_Exercise objective_
Would you set down every entry shown below, precisely as written?

_The input_
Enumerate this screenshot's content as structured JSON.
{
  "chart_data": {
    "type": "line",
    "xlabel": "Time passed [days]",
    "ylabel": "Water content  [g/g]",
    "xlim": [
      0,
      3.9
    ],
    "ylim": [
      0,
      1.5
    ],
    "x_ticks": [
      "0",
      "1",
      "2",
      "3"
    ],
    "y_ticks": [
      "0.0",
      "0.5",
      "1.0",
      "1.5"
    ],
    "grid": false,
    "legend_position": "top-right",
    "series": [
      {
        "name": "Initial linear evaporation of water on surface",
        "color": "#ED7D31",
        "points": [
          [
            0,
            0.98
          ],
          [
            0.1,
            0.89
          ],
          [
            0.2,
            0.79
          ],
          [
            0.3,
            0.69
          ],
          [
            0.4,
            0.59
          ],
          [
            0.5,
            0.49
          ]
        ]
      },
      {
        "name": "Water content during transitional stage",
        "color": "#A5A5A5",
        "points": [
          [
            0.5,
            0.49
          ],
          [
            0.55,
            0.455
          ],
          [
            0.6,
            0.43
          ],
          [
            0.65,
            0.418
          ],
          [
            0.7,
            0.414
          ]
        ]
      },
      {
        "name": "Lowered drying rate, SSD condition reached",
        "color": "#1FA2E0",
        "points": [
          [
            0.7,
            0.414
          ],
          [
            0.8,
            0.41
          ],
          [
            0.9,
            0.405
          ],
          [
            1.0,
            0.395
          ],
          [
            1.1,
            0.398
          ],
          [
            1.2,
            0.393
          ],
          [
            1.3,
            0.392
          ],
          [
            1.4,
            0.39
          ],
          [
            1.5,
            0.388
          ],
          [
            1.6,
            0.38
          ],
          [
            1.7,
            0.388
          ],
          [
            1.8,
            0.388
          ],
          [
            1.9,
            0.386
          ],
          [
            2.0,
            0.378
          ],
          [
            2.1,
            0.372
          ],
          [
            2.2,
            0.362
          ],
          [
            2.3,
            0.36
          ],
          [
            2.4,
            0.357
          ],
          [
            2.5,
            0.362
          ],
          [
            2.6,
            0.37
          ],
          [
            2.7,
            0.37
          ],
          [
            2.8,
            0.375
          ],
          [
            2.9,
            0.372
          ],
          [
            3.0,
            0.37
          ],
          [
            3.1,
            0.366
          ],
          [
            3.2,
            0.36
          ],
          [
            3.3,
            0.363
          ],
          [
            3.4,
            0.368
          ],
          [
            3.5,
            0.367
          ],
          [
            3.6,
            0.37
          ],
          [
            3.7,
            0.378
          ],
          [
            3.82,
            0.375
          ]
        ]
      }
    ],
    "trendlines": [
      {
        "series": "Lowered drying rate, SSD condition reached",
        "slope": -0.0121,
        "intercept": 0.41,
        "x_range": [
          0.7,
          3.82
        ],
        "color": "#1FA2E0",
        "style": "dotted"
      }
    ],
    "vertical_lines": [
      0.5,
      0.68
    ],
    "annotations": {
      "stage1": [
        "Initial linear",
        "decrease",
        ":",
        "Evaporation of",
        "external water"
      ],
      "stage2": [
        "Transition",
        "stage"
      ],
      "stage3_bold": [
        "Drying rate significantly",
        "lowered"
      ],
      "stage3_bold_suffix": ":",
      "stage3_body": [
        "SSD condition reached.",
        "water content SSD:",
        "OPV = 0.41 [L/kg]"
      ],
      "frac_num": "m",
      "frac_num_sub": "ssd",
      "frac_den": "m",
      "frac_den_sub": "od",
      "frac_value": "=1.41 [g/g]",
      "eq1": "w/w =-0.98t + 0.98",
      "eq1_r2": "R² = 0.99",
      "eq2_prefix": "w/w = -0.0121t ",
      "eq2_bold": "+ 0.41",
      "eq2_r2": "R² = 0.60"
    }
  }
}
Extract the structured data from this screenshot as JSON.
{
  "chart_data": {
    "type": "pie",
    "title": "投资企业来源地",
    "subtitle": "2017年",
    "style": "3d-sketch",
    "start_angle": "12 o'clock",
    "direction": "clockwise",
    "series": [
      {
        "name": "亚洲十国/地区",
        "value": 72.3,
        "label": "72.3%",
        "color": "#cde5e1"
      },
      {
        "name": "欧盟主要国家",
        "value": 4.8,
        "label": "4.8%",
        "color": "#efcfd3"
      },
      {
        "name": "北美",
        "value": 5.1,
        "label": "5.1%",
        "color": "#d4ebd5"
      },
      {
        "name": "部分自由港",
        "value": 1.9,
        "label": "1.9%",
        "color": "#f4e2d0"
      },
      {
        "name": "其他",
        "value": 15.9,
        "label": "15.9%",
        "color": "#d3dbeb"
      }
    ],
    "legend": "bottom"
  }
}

_Exercise output_
Enumerate this screenshot's content as structured JSON.
{
  "chart_data": {
    "type": "line",
    "xlabel": "Time passed [days]",
    "ylabel": "Water content  [g/g]",
    "xlim": [
      0,
      3.9
    ],
    "ylim": [
      0,
      1.5
    ],
    "x_ticks": [
      "0",
      "1",
      "2",
      "3"
    ],
    "y_ticks": [
      "0.0",
      "0.5",
      "1.0",
      "1.5"
    ],
    "grid": false,
    "legend_position": "top-right",
    "series": [
      {
        "name": "Initial linear evaporation of water on surface",
        "color": "#ED7D31",
        "points": [
          [
            0,
            0.98
          ],
          [
            0.1,
            0.89
          ],
          [
            0.2,
            0.79
          ],
          [
            0.3,
            0.69
          ],
          [
            0.4,
            0.59
          ],
          [
            0.5,
            0.49
          ]
        ]
      },
      {
        "name": "Water content during transitional stage",
        "color": "#A5A5A5",
        "points": [
          [
            0.5,
            0.49
          ],
          [
            0.55,
            0.455
          ],
          [
            0.6,
            0.43
          ],
          [
            0.65,
            0.418
          ],
          [
            0.7,
            0.414
          ]
        ]
      },
      {
        "name": "Lowered drying rate, SSD condition reached",
        "color": "#1FA2E0",
        "points": [
          [
            0.7,
            0.414
          ],
          [
            0.8,
            0.41
          ],
          [
            0.9,
            0.405
          ],
          [
            1.0,
            0.395
          ],
          [
            1.1,
            0.398
          ],
          [
            1.2,
            0.393
          ],
          [
            1.3,
            0.392
          ],
          [
            1.4,
            0.39
          ],
          [
            1.5,
            0.388
          ],
          [
            1.6,
            0.38
          ],
          [
            1.7,
            0.388
          ],
          [
            1.8,
            0.388
          ],
          [
            1.9,
            0.386
          ],
          [
            2.0,
            0.378
          ],
          [
            2.1,
            0.372
          ],
          [
            2.2,
            0.362
          ],
          [
            2.3,
            0.36
          ],
          [
            2.4,
            0.357
          ],
          [
            2.5,
            0.362
          ],
          [
            2.6,
            0.37
          ],
          [
            2.7,
            0.37
          ],
          [
            2.8,
            0.375
          ],
          [
            2.9,
            0.372
          ],
          [
            3.0,
            0.37
          ],
          [
            3.1,
            0.366
          ],
          [
            3.2,
            0.36
          ],
          [
            3.3,
            0.363
          ],
          [
            3.4,
            0.368
          ],
          [
            3.5,
            0.367
          ],
          [
            3.6,
            0.37
          ],
          [
            3.7,
            0.378
          ],
          [
            3.82,
            0.375
          ]
        ]
      }
    ],
    "trendlines": [
      {
        "series": "Lowered drying rate, SSD condition reached",
        "slope": -0.0121,
        "intercept": 0.41,
        "x_range": [
          0.7,
          3.82
        ],
        "color": "#1FA2E0",
        "style": "dotted"
      }
    ],
    "vertical_lines": [
      0.5,
      0.68
    ],
    "annotations": {
      "stage1": [
        "Initial linear",
        "decrease",
        ":",
        "Evaporation of",
        "external water"
      ],
      "stage2": [
        "Transition",
        "stage"
      ],
      "stage3_bold": [
        "Drying rate significantly",
        "lowered"
      ],
      "stage3_bold_suffix": ":",
      "stage3_body": [
        "SSD condition reached.",
        "water content SSD:",
        "OPV = 0.41 [L/kg]"
      ],
      "frac_num": "m",
      "frac_num_sub": "ssd",
      "frac_den": "m",
      "frac_den_sub": "od",
      "frac_value": "=1.41 [g/g]",
      "eq1": "w/w =-0.98t + 0.98",
      "eq1_r2": "R² = 0.99",
      "eq2_prefix": "w/w = -0.0121t ",
      "eq2_bold": "+ 0.41",
      "eq2_r2": "R² = 0.60"
    }
  }
}
Extract the structured data from this screenshot as JSON.
{
  "chart_data": {
    "type": "pie",
    "title": "投资企业来源地",
    "subtitle": "2017年",
    "style": "3d-sketch",
    "start_angle": "12 o'clock",
    "direction": "clockwise",
    "series": [
      {
        "name": "亚洲十国/地区",
        "value": 72.3,
        "label": "72.3%",
        "color": "#cde5e1"
      },
      {
        "name": "欧盟主要国家",
        "value": 4.8,
        "label": "4.8%",
        "color": "#efcfd3"
      },
      {
        "name": "北美",
        "value": 5.1,
        "label": "5.1%",
        "color": "#d4ebd5"
      },
      {
        "name": "部分自由港",
        "value": 1.9,
        "label": "1.9%",
        "color": "#f4e2d0"
      },
      {
        "name": "其他",
        "value": 15.9,
        "label": "15.9%",
        "color": "#d3dbeb"
      }
    ],
    "legend": "bottom"
  }
}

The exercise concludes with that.